Challenge
Images excluded, repeat each entry below exactly.

(Dataset rows)
※ ※ ※

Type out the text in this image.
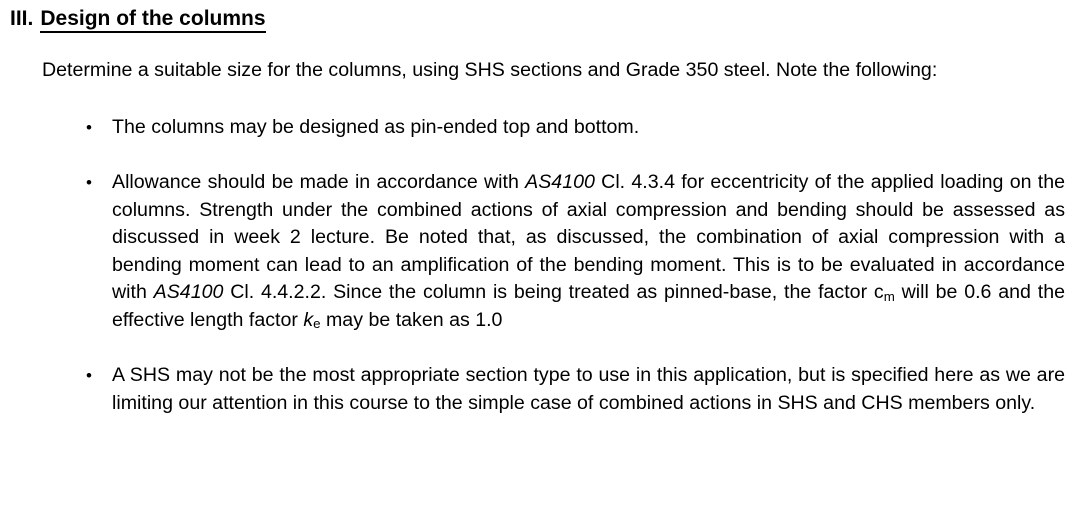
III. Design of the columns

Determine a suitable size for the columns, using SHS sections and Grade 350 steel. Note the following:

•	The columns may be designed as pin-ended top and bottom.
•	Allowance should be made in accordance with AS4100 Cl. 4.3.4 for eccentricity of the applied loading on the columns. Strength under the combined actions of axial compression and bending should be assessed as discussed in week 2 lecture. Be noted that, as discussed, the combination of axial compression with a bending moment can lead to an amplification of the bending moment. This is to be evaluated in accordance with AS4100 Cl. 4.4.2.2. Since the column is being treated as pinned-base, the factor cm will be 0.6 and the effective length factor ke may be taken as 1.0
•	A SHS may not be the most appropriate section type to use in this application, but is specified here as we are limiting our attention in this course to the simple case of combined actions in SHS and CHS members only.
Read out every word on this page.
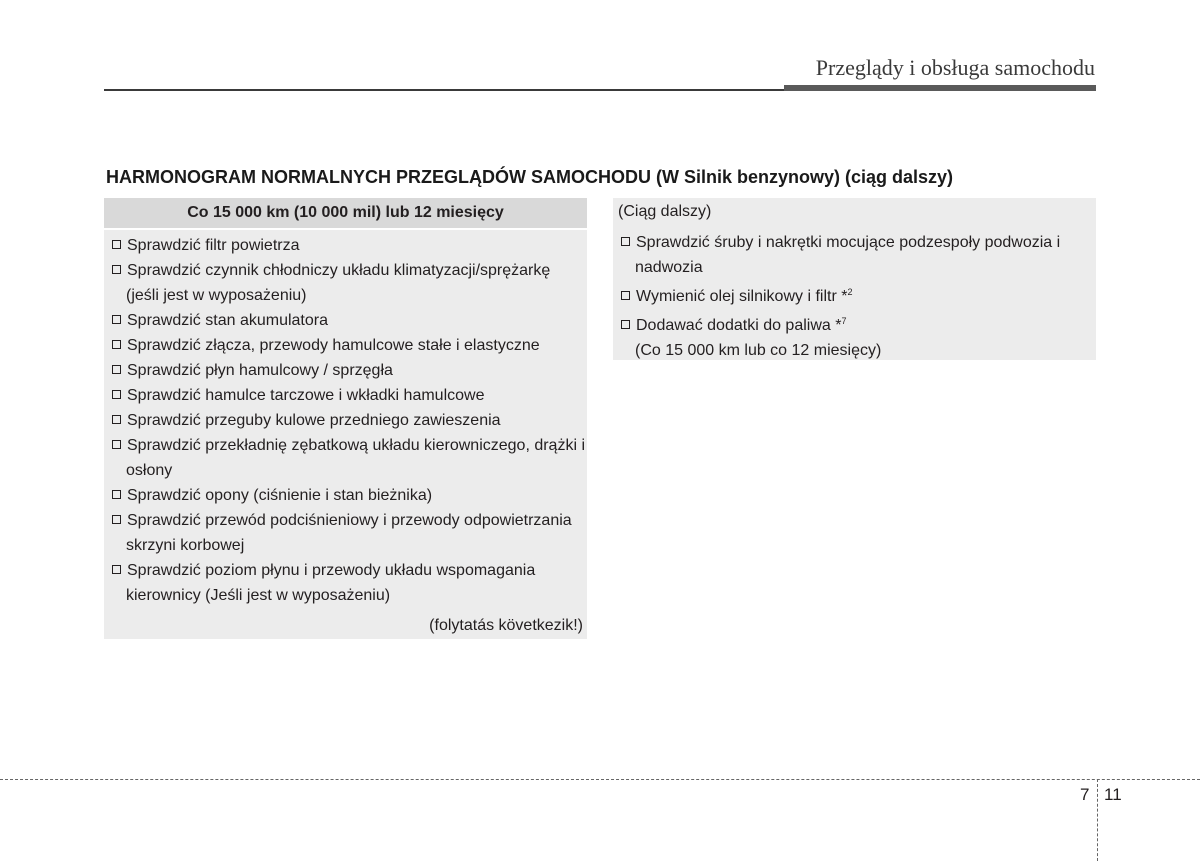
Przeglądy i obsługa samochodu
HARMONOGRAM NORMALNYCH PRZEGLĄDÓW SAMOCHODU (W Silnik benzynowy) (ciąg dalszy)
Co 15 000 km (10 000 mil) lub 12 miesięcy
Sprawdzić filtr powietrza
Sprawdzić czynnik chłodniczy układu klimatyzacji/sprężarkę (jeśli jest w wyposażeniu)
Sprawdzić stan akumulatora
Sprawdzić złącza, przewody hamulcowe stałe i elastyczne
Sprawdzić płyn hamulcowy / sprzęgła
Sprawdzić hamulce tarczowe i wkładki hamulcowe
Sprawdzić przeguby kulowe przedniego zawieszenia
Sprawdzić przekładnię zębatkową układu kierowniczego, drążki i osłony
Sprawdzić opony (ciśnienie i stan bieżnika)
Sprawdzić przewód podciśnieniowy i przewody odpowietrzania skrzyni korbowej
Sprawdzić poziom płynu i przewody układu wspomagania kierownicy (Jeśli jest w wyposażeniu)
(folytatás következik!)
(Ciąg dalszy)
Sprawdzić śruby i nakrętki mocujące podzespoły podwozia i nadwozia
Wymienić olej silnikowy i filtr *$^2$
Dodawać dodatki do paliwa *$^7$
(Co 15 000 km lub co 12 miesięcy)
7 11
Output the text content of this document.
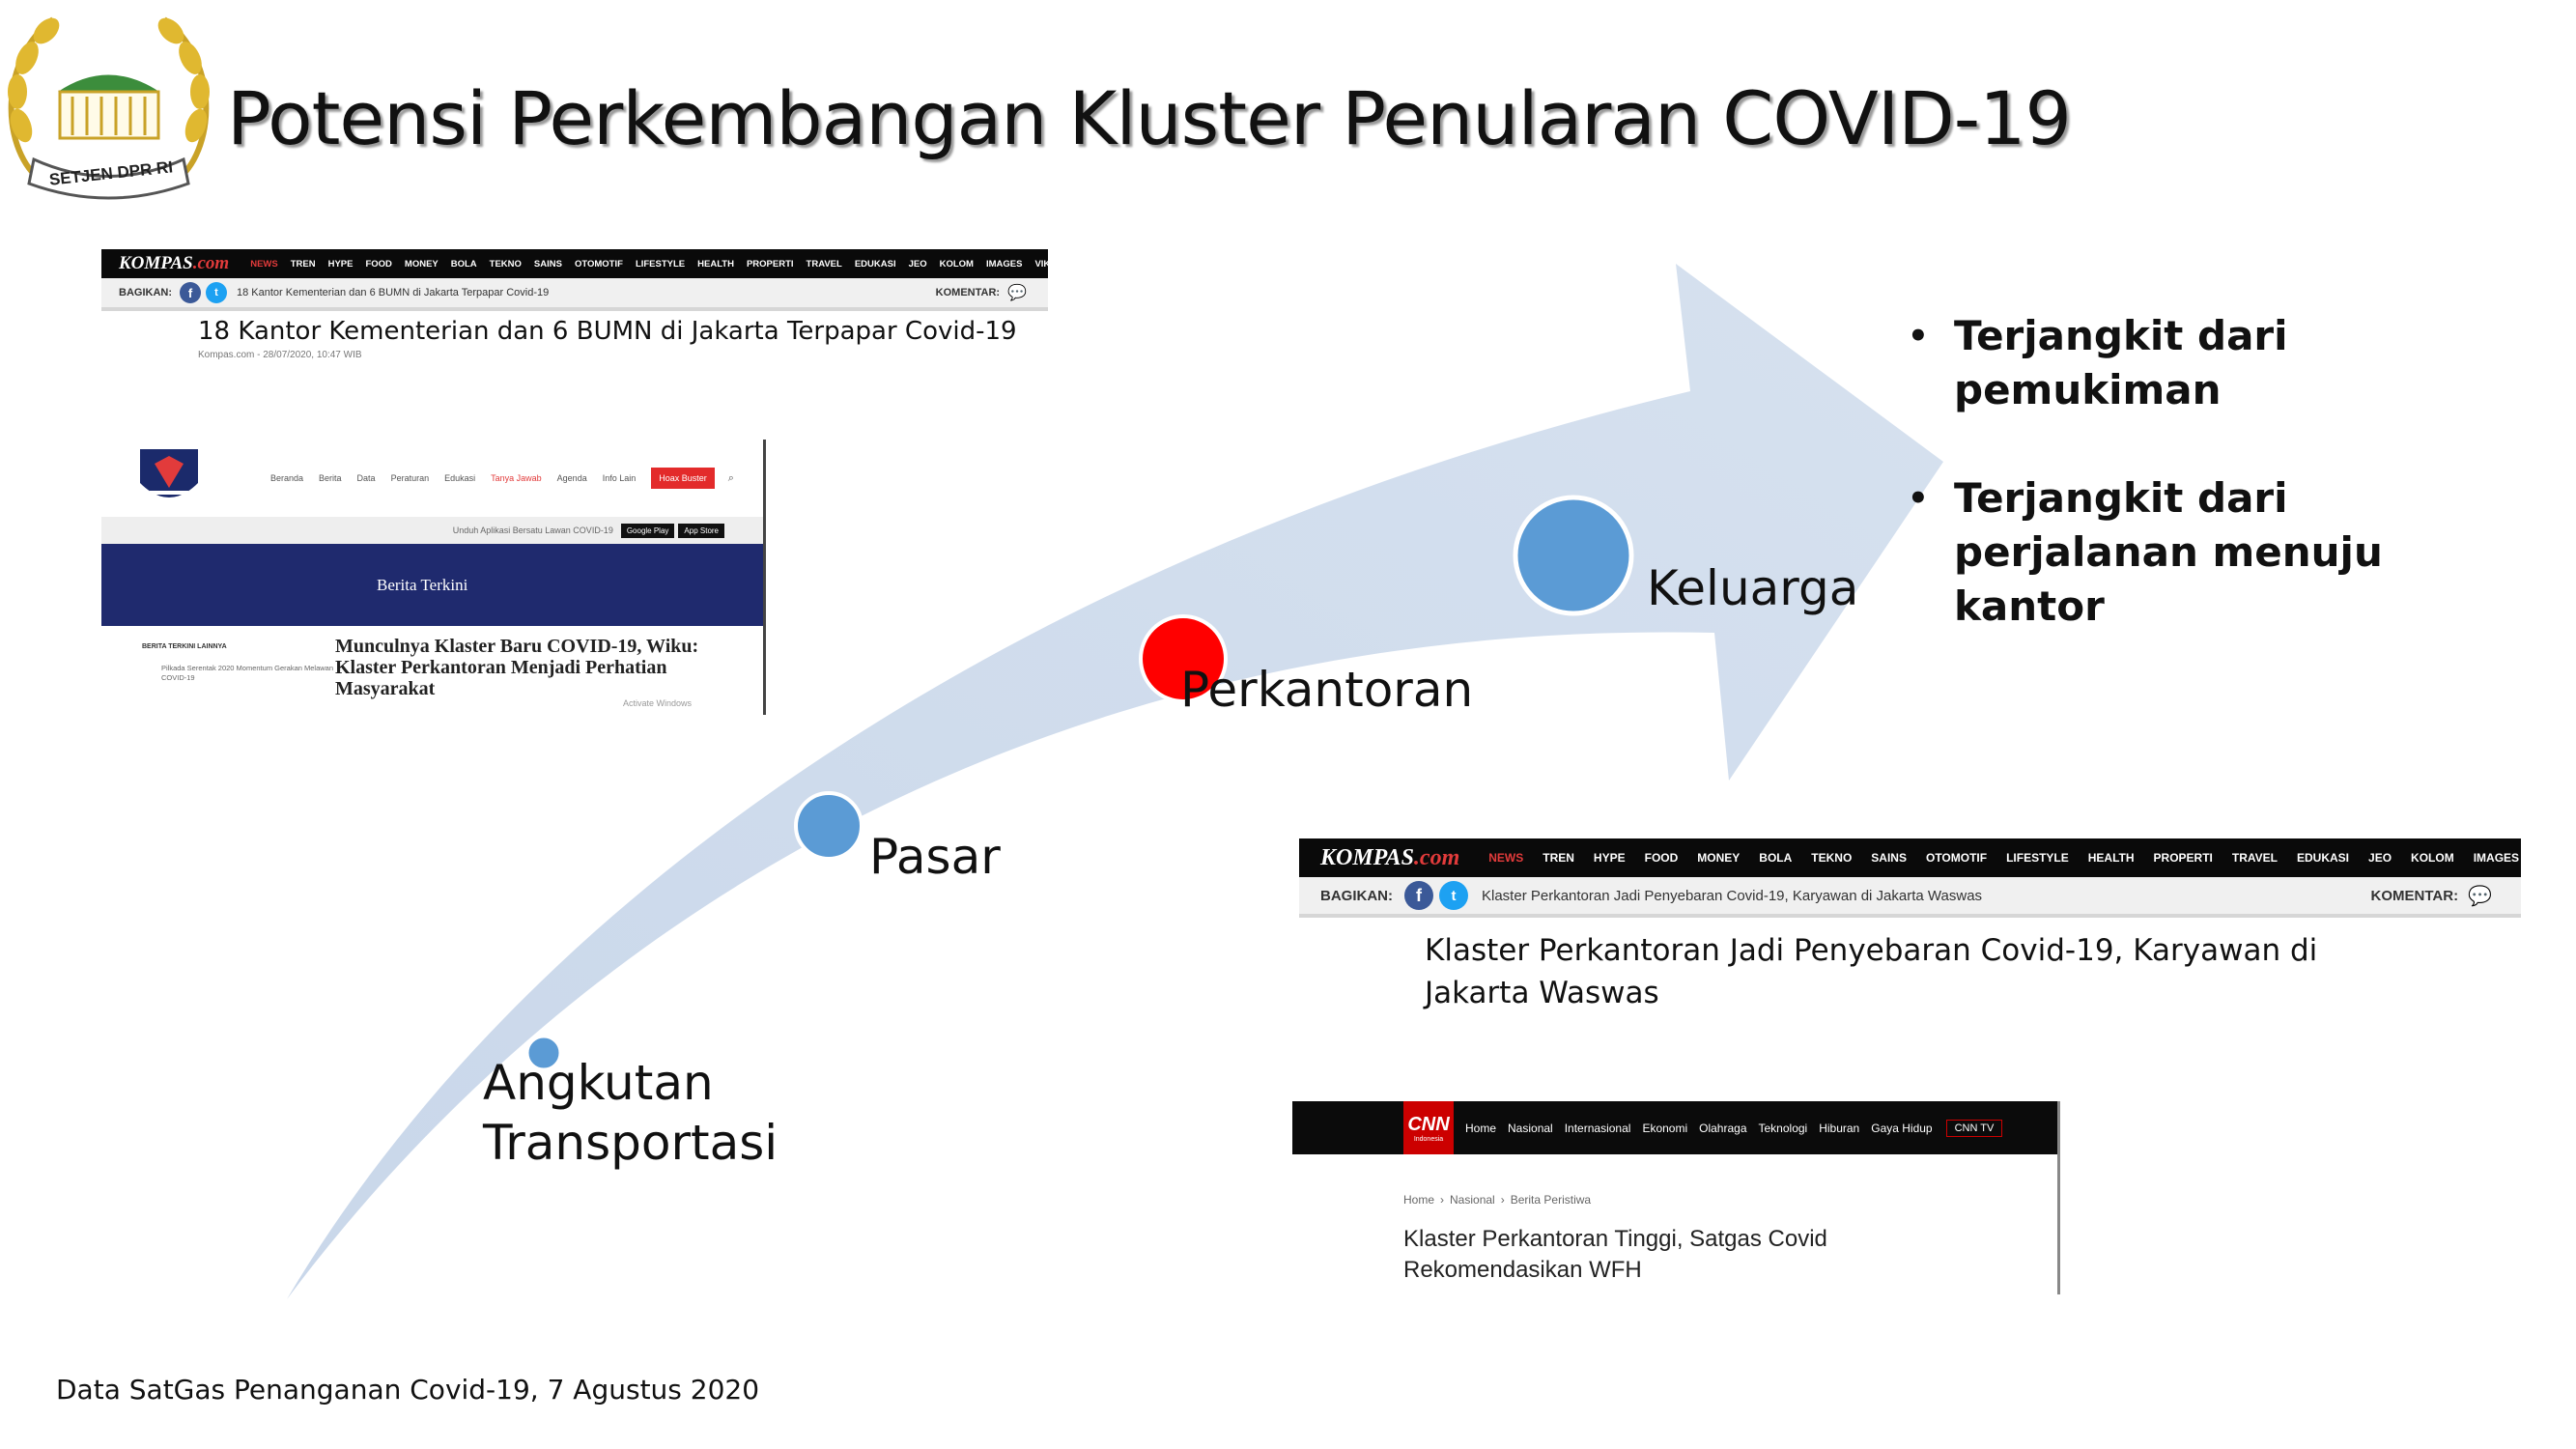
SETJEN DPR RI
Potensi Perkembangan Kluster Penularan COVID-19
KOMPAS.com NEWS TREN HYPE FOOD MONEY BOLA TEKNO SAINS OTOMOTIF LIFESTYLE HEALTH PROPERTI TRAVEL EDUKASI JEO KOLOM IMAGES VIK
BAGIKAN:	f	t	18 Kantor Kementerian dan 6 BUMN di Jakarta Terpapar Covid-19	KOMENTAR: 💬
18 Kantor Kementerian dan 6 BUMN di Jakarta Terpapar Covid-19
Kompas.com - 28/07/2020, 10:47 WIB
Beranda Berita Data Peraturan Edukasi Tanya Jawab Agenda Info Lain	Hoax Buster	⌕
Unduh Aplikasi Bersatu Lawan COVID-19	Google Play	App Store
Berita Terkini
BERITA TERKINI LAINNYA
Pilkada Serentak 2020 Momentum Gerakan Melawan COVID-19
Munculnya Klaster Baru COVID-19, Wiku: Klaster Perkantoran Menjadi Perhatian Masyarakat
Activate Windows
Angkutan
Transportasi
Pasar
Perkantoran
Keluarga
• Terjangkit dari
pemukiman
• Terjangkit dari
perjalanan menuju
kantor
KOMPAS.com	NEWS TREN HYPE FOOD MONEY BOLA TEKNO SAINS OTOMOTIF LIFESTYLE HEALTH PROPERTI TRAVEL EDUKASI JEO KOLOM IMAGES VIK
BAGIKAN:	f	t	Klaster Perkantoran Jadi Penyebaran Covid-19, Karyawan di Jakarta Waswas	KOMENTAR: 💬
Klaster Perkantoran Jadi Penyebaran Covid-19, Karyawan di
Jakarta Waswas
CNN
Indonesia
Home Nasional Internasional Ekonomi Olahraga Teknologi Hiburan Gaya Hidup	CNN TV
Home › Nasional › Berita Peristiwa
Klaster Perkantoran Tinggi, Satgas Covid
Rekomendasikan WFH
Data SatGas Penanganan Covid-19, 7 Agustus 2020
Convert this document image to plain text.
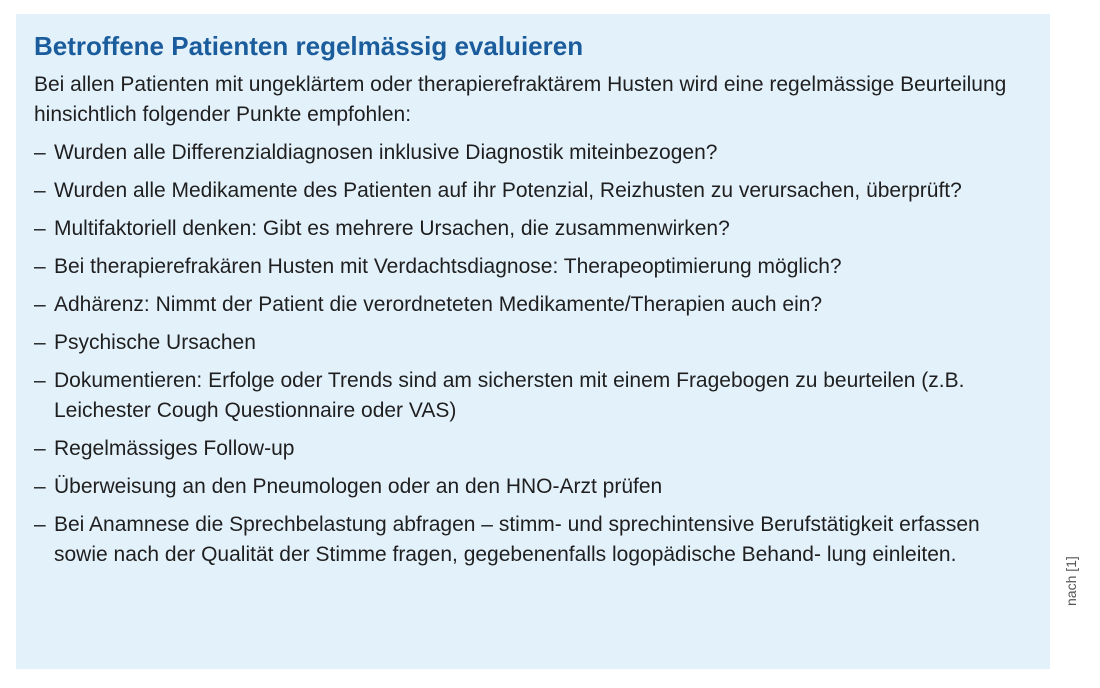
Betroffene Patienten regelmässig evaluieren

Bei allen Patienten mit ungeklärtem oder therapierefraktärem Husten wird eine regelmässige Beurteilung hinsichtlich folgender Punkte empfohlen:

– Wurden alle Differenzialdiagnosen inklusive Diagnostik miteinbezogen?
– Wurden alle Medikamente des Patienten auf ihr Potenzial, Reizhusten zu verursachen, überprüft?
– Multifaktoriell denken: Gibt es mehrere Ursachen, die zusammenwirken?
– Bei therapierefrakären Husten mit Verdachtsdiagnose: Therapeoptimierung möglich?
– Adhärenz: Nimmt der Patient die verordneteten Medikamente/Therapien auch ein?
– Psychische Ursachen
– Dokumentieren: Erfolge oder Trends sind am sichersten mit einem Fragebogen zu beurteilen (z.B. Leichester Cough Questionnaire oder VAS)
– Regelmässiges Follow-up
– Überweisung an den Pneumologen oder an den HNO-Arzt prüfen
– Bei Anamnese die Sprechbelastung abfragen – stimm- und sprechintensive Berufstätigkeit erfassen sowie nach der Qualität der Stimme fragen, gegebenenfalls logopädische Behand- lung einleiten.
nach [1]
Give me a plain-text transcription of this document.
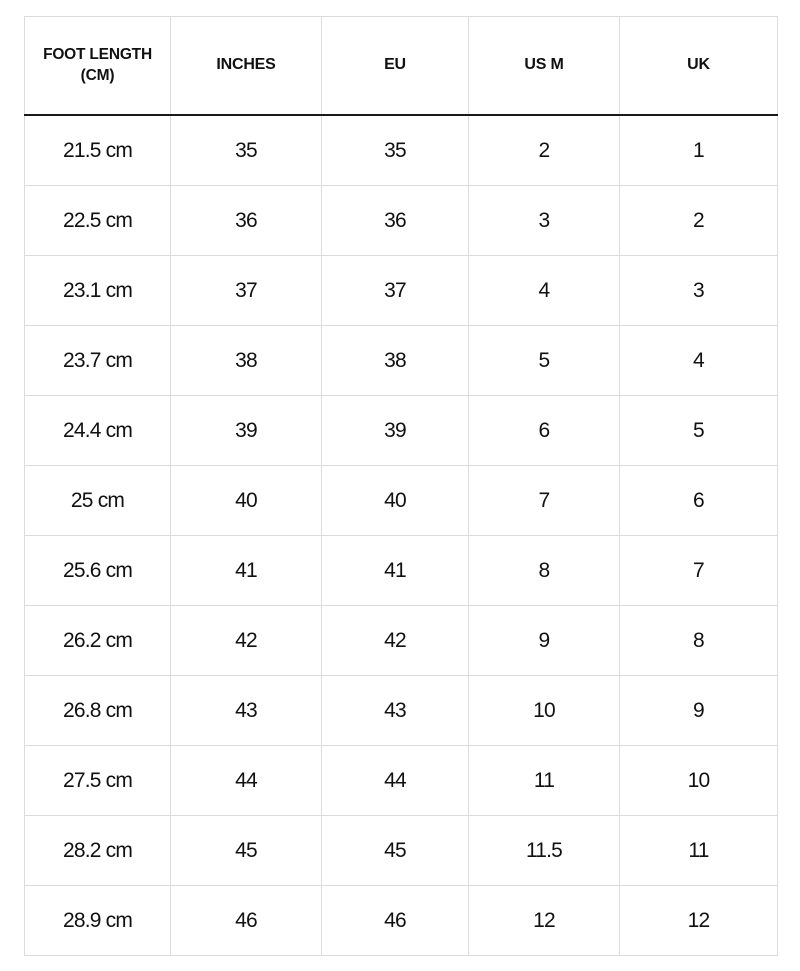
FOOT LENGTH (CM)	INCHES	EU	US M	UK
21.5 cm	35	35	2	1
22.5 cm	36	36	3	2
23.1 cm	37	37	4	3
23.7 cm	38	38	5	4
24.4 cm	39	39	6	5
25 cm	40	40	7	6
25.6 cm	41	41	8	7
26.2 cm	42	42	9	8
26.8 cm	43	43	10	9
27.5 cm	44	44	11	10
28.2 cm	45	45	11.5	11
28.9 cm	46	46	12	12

※ ※ ※

Task output
Type out the text in this image.
III. Design of the columns

Determine a suitable size for the columns, using SHS sections and Grade 350 steel. Note the following:

•	The columns may be designed as pin-ended top and bottom.
•	Allowance should be made in accordance with AS4100 Cl. 4.3.4 for eccentricity of the applied loading on the columns. Strength under the combined actions of axial compression and bending should be assessed as discussed in week 2 lecture. Be noted that, as discussed, the combination of axial compression with a bending moment can lead to an amplification of the bending moment. This is to be evaluated in accordance with AS4100 Cl. 4.4.2.2. Since the column is being treated as pinned-base, the factor cm will be 0.6 and the effective length factor ke may be taken as 1.0
•	A SHS may not be the most appropriate section type to use in this application, but is specified here as we are limiting our attention in this course to the simple case of combined actions in SHS and CHS members only.
Read out every word on this page.
Przeglądy i obsługa samochodu
HARMONOGRAM NORMALNYCH PRZEGLĄDÓW SAMOCHODU (W Silnik benzynowy) (ciąg dalszy)
Co 15 000 km (10 000 mil) lub 12 miesięcy
Sprawdzić filtr powietrza
Sprawdzić czynnik chłodniczy układu klimatyzacji/sprężarkę (jeśli jest w wyposażeniu)
Sprawdzić stan akumulatora
Sprawdzić złącza, przewody hamulcowe stałe i elastyczne
Sprawdzić płyn hamulcowy / sprzęgła
Sprawdzić hamulce tarczowe i wkładki hamulcowe
Sprawdzić przeguby kulowe przedniego zawieszenia
Sprawdzić przekładnię zębatkową układu kierowniczego, drążki i osłony
Sprawdzić opony (ciśnienie i stan bieżnika)
Sprawdzić przewód podciśnieniowy i przewody odpowietrzania skrzyni korbowej
Sprawdzić poziom płynu i przewody układu wspomagania kierownicy (Jeśli jest w wyposażeniu)
(folytatás következik!)
(Ciąg dalszy)
Sprawdzić śruby i nakrętki mocujące podzespoły podwozia i nadwozia
Wymienić olej silnikowy i filtr *$^2$
Dodawać dodatki do paliwa *$^7$
(Co 15 000 km lub co 12 miesięcy)
7 11
Output the text content of this document.
SETJEN DPR RI
Potensi Perkembangan Kluster Penularan COVID-19
KOMPAS.com NEWS TREN HYPE FOOD MONEY BOLA TEKNO SAINS OTOMOTIF LIFESTYLE HEALTH PROPERTI TRAVEL EDUKASI JEO KOLOM IMAGES VIK
BAGIKAN:	f	t	18 Kantor Kementerian dan 6 BUMN di Jakarta Terpapar Covid-19	KOMENTAR: 💬
18 Kantor Kementerian dan 6 BUMN di Jakarta Terpapar Covid-19
Kompas.com - 28/07/2020, 10:47 WIB
Beranda Berita Data Peraturan Edukasi Tanya Jawab Agenda Info Lain	Hoax Buster	⌕
Unduh Aplikasi Bersatu Lawan COVID-19	Google Play	App Store
Berita Terkini
BERITA TERKINI LAINNYA
Pilkada Serentak 2020 Momentum Gerakan Melawan COVID-19
Munculnya Klaster Baru COVID-19, Wiku: Klaster Perkantoran Menjadi Perhatian Masyarakat
Activate Windows
Angkutan
Transportasi
Pasar
Perkantoran
Keluarga
• Terjangkit dari
pemukiman
• Terjangkit dari
perjalanan menuju
kantor
KOMPAS.com	NEWS TREN HYPE FOOD MONEY BOLA TEKNO SAINS OTOMOTIF LIFESTYLE HEALTH PROPERTI TRAVEL EDUKASI JEO KOLOM IMAGES VIK
BAGIKAN:	f	t	Klaster Perkantoran Jadi Penyebaran Covid-19, Karyawan di Jakarta Waswas	KOMENTAR: 💬
Klaster Perkantoran Jadi Penyebaran Covid-19, Karyawan di
Jakarta Waswas
CNN
Indonesia
Home Nasional Internasional Ekonomi Olahraga Teknologi Hiburan Gaya Hidup	CNN TV
Home › Nasional › Berita Peristiwa
Klaster Perkantoran Tinggi, Satgas Covid
Rekomendasikan WFH
Data SatGas Penanganan Covid-19, 7 Agustus 2020
Convert this document image to plain text.
Betroffene Patienten regelmässig evaluieren

Bei allen Patienten mit ungeklärtem oder therapierefraktärem Husten wird eine regelmässige Beurteilung hinsichtlich folgender Punkte empfohlen:

– Wurden alle Differenzialdiagnosen inklusive Diagnostik miteinbezogen?
– Wurden alle Medikamente des Patienten auf ihr Potenzial, Reizhusten zu verursachen, überprüft?
– Multifaktoriell denken: Gibt es mehrere Ursachen, die zusammenwirken?
– Bei therapierefrakären Husten mit Verdachtsdiagnose: Therapeoptimierung möglich?
– Adhärenz: Nimmt der Patient die verordneteten Medikamente/Therapien auch ein?
– Psychische Ursachen
– Dokumentieren: Erfolge oder Trends sind am sichersten mit einem Fragebogen zu beurteilen (z.B. Leichester Cough Questionnaire oder VAS)
– Regelmässiges Follow-up
– Überweisung an den Pneumologen oder an den HNO-Arzt prüfen
– Bei Anamnese die Sprechbelastung abfragen – stimm- und sprechintensive Berufstätigkeit erfassen sowie nach der Qualität der Stimme fragen, gegebenenfalls logopädische Behand- lung einleiten.
nach [1]
Give me a plain-text transcription of this document.
FOOT LENGTH (CM)	INCHES	EU	US M	UK
21.5 cm	35	35	2	1
22.5 cm	36	36	3	2
23.1 cm	37	37	4	3
23.7 cm	38	38	5	4
24.4 cm	39	39	6	5
25 cm	40	40	7	6
25.6 cm	41	41	8	7
26.2 cm	42	42	9	8
26.8 cm	43	43	10	9
27.5 cm	44	44	11	10
28.2 cm	45	45	11.5	11
28.9 cm	46	46	12	12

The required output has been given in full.